#### [SHORT EXERCISE]
Please find all lines in the data that hold the string "chevron" and copy them.

#### [WORKING DATA]

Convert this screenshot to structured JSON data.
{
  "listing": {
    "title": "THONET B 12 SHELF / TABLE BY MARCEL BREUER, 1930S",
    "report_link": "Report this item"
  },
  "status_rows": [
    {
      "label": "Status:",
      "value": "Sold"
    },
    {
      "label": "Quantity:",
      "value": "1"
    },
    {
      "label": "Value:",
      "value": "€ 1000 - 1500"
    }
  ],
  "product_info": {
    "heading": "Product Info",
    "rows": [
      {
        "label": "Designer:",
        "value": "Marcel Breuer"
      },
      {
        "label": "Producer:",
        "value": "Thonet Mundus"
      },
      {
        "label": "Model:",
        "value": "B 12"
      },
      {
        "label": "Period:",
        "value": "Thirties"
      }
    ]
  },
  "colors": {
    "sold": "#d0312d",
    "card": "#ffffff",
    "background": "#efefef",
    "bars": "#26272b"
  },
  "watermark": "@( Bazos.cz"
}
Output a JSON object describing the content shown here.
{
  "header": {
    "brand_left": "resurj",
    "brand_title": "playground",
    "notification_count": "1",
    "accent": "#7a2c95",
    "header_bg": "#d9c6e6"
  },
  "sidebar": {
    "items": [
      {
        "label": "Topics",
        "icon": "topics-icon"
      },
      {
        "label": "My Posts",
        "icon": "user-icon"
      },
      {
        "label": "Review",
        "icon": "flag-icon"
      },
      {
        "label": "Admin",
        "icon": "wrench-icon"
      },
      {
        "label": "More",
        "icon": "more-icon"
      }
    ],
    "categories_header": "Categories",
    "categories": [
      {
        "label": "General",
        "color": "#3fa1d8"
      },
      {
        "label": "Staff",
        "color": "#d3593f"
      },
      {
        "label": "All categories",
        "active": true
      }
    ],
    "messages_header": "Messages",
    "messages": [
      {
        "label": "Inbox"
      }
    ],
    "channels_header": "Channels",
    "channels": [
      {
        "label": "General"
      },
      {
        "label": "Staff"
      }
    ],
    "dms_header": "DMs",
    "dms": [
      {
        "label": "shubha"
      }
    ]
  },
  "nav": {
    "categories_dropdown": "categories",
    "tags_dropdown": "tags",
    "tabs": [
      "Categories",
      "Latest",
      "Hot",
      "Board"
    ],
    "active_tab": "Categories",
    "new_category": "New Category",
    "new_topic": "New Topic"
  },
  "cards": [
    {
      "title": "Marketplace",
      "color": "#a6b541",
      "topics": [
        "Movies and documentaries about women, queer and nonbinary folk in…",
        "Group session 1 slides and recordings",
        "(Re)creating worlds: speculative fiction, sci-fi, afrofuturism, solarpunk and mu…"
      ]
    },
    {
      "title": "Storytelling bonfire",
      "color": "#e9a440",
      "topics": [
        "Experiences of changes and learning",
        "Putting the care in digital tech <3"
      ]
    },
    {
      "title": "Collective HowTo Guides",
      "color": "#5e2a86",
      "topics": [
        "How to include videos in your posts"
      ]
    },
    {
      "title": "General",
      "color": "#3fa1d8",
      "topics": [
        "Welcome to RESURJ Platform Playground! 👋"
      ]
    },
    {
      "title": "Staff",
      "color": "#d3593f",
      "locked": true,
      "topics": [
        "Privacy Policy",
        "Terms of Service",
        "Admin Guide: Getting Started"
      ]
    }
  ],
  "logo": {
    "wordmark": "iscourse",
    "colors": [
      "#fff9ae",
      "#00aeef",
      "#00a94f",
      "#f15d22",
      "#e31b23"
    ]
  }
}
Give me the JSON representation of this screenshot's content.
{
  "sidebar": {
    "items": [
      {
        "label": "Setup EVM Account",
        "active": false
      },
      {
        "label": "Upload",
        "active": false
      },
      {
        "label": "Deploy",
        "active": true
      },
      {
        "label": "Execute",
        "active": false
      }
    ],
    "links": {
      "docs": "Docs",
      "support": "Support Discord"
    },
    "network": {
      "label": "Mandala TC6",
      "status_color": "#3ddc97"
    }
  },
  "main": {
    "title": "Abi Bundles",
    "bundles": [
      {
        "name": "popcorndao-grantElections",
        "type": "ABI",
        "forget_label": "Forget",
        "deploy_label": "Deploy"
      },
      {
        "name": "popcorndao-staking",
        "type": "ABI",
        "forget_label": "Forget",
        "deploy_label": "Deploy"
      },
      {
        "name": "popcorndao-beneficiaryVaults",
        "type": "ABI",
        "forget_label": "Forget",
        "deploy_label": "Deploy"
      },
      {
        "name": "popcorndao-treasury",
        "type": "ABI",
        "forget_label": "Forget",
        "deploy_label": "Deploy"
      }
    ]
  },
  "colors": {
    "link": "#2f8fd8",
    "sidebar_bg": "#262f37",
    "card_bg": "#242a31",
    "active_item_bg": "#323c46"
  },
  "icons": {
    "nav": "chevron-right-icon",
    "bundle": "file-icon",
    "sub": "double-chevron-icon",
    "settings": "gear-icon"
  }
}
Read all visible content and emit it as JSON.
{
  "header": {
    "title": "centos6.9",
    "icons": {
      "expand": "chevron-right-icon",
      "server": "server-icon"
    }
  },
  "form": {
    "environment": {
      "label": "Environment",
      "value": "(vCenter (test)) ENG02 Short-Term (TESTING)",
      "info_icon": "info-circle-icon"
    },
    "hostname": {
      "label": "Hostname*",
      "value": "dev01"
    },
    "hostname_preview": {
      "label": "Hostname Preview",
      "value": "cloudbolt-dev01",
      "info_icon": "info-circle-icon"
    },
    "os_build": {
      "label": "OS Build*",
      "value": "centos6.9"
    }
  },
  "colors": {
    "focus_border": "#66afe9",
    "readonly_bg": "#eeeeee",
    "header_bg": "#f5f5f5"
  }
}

#### [EXPECTED ANSWER]
    "nav": "chevron-right-icon",
    "sub": "double-chevron-icon",
      "expand": "chevron-right-icon",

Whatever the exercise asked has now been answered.